(THE TASK) Copy every line of the data that contains the string "Output".
----- ENTRIES -----
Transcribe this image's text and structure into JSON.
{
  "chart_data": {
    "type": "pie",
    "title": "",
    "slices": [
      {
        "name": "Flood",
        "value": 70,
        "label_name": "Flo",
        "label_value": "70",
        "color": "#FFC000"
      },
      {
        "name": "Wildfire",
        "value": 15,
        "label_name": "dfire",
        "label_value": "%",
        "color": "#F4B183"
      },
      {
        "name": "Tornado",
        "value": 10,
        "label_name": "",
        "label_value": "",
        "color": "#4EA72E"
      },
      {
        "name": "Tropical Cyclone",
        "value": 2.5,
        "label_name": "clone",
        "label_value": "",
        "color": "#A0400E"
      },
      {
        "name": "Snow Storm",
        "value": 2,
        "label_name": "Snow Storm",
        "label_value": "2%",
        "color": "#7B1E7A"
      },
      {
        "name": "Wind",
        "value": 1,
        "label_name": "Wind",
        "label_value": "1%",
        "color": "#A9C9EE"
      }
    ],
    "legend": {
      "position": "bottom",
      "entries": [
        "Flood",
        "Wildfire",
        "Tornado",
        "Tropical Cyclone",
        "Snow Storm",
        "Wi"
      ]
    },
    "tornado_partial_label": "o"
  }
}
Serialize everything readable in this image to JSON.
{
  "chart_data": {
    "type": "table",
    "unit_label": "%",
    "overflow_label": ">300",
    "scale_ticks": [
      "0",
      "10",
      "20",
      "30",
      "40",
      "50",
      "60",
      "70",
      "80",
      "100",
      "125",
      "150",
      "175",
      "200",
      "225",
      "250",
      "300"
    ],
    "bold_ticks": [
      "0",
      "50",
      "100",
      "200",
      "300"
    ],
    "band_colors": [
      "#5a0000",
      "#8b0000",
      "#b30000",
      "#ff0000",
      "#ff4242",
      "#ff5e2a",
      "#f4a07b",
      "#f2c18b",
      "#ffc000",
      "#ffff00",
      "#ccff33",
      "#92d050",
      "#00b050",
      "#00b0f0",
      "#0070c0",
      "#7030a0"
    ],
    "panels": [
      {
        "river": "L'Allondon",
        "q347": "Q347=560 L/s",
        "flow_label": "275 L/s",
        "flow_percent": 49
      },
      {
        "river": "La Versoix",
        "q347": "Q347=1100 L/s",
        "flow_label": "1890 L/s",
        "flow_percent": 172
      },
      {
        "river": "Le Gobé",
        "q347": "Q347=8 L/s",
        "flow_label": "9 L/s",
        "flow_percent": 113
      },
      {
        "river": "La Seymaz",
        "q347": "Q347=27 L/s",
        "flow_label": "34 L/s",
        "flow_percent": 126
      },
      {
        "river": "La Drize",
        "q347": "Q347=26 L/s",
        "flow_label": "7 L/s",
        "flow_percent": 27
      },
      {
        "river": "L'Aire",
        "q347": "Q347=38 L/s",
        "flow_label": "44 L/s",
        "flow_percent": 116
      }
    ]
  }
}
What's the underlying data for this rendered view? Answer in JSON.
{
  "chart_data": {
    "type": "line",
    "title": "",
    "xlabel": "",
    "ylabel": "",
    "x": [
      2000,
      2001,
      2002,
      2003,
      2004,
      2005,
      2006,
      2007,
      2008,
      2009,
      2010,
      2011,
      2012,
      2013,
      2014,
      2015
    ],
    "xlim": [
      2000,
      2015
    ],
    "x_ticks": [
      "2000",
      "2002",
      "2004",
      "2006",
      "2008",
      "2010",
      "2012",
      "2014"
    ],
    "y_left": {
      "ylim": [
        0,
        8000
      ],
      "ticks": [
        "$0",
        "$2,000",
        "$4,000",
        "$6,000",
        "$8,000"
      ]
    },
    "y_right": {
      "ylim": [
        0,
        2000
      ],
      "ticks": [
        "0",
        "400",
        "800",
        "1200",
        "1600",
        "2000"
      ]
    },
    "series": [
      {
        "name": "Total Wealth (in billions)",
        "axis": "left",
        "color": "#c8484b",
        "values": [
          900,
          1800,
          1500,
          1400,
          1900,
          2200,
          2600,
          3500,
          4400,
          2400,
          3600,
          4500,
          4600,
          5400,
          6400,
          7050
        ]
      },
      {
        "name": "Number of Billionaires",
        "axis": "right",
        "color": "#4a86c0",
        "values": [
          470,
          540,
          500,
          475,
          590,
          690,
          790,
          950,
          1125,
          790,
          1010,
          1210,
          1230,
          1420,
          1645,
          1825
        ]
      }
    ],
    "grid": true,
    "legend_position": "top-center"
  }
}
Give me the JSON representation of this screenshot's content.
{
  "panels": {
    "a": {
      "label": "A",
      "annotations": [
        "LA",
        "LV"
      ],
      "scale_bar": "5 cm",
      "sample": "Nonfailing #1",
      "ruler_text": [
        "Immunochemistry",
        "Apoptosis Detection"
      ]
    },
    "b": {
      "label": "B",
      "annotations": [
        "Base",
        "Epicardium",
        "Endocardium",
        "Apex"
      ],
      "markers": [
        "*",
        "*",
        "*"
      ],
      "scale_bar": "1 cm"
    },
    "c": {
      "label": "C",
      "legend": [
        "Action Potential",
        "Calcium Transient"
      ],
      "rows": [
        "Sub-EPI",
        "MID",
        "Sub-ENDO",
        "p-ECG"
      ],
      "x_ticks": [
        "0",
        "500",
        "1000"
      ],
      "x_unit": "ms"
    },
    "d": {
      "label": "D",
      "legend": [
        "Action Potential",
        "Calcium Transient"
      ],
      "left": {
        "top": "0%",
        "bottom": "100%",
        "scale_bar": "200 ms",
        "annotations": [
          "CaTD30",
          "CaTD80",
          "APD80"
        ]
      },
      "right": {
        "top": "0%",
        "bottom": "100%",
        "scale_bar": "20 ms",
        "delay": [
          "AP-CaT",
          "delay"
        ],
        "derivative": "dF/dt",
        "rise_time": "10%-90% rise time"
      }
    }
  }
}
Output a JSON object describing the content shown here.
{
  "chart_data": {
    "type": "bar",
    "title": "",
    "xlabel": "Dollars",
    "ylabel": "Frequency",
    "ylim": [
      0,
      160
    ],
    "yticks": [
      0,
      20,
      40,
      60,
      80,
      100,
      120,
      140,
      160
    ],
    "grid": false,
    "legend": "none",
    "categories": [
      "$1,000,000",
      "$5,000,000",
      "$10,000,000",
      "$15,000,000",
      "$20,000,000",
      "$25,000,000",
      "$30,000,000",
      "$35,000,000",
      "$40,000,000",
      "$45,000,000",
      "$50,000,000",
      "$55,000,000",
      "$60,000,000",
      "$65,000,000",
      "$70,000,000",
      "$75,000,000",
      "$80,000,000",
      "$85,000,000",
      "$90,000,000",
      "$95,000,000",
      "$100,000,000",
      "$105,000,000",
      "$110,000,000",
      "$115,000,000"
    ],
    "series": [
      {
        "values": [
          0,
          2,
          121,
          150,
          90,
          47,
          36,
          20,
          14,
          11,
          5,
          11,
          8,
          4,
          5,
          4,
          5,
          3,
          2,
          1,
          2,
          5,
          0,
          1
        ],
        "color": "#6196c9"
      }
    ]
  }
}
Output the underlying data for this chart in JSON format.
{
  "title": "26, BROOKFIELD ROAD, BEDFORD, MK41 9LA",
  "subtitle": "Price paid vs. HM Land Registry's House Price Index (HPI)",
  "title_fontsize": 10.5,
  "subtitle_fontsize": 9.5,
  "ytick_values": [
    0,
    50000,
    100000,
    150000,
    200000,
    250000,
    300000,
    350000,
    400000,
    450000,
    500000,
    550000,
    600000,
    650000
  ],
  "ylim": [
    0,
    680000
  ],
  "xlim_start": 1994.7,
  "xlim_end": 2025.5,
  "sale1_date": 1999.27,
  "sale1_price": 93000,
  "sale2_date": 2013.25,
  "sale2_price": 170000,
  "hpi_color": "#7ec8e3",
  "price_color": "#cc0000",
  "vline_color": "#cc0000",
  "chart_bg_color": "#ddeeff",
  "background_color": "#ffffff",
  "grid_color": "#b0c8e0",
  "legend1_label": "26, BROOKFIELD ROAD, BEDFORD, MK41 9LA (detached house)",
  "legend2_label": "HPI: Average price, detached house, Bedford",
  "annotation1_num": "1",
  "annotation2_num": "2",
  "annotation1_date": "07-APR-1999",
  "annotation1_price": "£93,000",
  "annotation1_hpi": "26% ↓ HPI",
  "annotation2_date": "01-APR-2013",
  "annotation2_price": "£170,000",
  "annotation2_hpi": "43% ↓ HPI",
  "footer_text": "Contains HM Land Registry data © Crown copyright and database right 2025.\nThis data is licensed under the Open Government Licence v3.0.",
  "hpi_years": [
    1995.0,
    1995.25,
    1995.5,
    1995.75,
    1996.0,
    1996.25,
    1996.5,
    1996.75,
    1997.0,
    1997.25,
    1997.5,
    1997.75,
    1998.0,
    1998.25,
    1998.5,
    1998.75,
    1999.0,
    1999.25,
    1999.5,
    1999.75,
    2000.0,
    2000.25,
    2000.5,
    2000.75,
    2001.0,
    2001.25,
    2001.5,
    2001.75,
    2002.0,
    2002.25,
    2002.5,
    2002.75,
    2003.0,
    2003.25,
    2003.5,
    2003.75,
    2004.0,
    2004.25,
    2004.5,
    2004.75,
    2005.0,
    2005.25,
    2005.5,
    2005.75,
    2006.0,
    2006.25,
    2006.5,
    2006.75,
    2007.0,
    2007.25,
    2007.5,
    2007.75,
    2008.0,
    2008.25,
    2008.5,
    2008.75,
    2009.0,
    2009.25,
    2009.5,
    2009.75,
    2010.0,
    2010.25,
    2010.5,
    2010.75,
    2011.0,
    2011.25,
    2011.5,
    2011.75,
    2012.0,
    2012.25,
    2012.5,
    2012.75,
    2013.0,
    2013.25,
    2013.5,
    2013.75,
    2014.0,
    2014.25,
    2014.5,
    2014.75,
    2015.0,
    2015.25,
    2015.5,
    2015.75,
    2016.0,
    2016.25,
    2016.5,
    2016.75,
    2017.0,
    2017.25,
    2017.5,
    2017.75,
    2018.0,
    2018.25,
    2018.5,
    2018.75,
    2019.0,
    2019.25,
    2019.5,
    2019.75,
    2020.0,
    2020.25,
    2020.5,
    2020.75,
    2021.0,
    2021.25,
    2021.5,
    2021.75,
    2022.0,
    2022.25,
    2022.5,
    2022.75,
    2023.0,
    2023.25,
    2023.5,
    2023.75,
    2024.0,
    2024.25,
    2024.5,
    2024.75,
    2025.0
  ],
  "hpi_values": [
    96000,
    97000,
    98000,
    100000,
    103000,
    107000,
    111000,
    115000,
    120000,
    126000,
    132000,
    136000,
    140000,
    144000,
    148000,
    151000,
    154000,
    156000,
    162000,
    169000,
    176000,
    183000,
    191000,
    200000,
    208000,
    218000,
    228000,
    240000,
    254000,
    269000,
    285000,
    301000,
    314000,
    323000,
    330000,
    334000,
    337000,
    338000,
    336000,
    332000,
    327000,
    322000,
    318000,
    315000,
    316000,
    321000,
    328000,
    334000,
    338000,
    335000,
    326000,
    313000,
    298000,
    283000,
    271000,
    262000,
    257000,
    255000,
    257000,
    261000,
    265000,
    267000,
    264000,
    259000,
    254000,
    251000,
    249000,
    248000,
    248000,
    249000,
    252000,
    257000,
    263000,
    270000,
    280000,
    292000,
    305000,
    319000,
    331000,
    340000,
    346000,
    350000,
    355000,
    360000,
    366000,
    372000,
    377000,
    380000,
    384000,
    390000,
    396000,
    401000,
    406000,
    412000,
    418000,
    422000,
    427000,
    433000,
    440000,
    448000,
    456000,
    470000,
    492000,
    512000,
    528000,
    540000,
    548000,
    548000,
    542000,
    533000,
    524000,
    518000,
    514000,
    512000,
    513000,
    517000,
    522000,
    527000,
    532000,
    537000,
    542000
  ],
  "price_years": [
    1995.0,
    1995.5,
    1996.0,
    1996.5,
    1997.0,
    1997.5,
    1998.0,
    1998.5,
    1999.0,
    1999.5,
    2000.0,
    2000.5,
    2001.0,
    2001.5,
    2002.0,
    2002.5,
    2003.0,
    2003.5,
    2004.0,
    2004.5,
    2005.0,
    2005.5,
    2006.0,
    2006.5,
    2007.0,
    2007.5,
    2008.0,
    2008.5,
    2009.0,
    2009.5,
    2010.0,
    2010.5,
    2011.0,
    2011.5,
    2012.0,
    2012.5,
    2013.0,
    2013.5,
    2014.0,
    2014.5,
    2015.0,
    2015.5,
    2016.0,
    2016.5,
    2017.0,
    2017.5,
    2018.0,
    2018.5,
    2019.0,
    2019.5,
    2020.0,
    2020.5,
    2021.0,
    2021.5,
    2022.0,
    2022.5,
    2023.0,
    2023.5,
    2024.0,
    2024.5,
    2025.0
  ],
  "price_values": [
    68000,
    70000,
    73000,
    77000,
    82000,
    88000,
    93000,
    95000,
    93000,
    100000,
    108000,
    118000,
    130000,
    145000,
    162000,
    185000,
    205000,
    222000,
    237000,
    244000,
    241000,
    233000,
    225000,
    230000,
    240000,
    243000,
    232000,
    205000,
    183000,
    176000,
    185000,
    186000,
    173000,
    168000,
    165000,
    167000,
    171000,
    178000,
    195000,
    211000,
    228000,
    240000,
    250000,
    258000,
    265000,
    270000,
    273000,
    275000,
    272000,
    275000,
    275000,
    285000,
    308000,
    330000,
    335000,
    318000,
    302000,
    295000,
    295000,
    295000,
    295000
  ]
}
-----
(SOLUTION TO THIS EXERCISE)
Output a JSON object describing the content shown here.
Output the underlying data for this chart in JSON format.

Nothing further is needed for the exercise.